*Short exercise*. From the data that follows, report how many lines hold the string "What", giving only the number.

*Input records*.
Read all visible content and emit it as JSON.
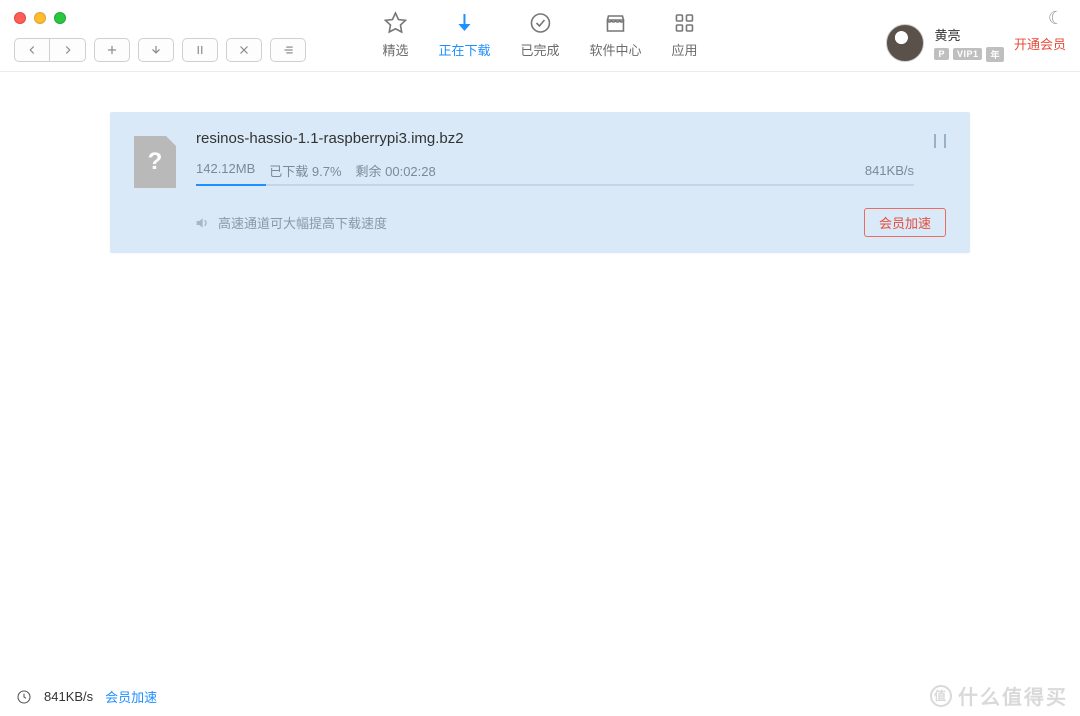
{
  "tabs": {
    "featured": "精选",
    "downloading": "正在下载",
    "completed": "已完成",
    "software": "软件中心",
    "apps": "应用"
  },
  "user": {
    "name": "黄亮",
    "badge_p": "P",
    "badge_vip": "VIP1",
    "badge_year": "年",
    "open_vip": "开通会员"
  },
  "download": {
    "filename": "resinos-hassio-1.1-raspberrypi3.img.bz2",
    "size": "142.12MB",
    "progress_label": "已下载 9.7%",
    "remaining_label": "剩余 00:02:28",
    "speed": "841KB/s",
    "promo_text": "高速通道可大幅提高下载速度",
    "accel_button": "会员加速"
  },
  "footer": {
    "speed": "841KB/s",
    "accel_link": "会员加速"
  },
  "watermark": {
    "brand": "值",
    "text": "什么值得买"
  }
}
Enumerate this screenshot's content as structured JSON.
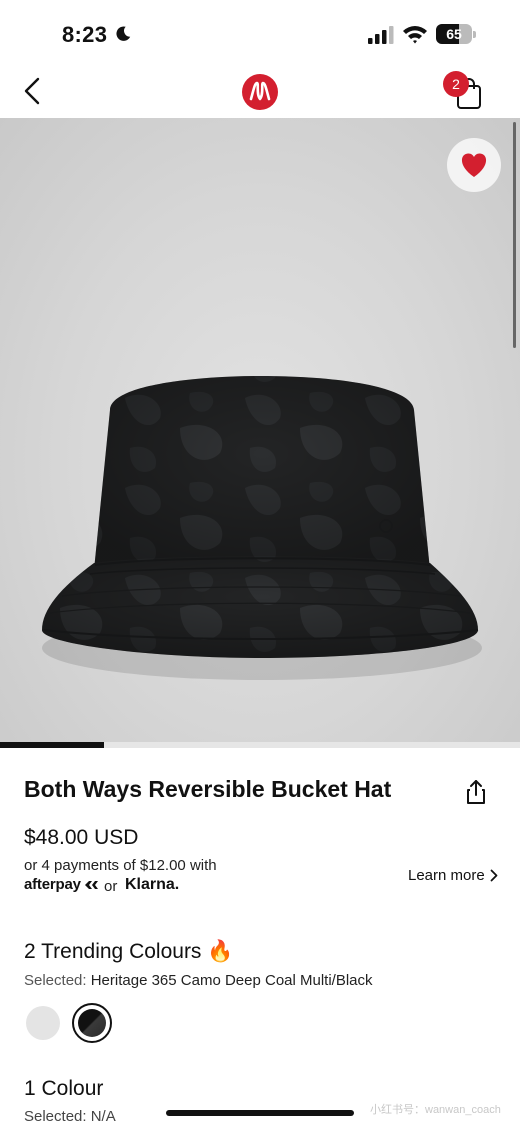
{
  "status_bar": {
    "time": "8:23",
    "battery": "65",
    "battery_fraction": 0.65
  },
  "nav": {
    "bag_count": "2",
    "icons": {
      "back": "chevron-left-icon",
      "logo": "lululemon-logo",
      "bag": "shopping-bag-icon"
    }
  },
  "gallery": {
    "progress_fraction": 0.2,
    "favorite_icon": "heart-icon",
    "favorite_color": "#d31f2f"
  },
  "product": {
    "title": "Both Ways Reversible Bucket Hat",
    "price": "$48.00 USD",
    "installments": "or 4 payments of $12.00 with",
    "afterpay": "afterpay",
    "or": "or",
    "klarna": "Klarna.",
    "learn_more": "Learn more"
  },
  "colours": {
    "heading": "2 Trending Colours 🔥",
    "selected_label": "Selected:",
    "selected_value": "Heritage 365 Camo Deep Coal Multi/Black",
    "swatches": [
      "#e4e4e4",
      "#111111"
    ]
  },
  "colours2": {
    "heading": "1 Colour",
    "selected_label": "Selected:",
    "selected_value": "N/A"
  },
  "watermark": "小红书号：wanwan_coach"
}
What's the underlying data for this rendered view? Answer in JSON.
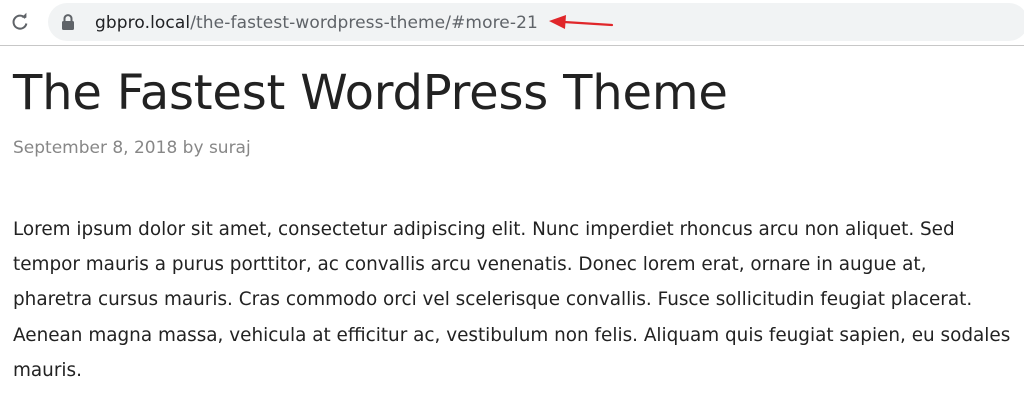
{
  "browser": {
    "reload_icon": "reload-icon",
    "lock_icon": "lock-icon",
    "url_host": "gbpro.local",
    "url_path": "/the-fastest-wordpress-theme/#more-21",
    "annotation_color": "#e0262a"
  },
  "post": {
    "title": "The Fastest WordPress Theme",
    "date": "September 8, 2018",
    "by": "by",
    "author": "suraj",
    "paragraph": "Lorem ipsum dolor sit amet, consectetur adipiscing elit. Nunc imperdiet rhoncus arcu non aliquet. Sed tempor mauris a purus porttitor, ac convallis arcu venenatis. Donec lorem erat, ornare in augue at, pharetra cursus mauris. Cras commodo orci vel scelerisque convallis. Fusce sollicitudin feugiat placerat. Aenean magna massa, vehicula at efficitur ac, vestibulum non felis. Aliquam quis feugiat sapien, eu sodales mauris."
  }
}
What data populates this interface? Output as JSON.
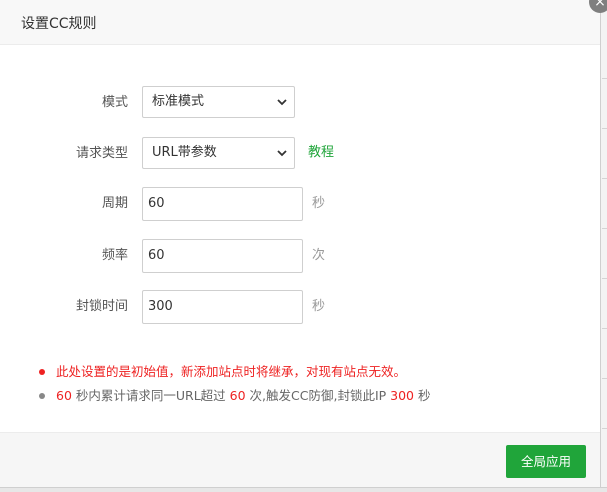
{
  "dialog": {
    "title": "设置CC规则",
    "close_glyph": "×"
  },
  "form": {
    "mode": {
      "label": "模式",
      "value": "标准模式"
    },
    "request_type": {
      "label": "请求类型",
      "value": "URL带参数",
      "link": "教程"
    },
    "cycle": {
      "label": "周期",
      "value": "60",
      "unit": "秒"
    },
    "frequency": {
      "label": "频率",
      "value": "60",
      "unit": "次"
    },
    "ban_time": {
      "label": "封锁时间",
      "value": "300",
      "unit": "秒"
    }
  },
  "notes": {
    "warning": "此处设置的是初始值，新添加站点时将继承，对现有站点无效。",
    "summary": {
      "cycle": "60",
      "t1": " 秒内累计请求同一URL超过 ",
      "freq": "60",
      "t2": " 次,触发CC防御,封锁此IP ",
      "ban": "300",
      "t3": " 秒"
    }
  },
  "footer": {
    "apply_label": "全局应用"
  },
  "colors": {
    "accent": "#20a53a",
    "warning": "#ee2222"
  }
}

*Answer for this exercise*. 2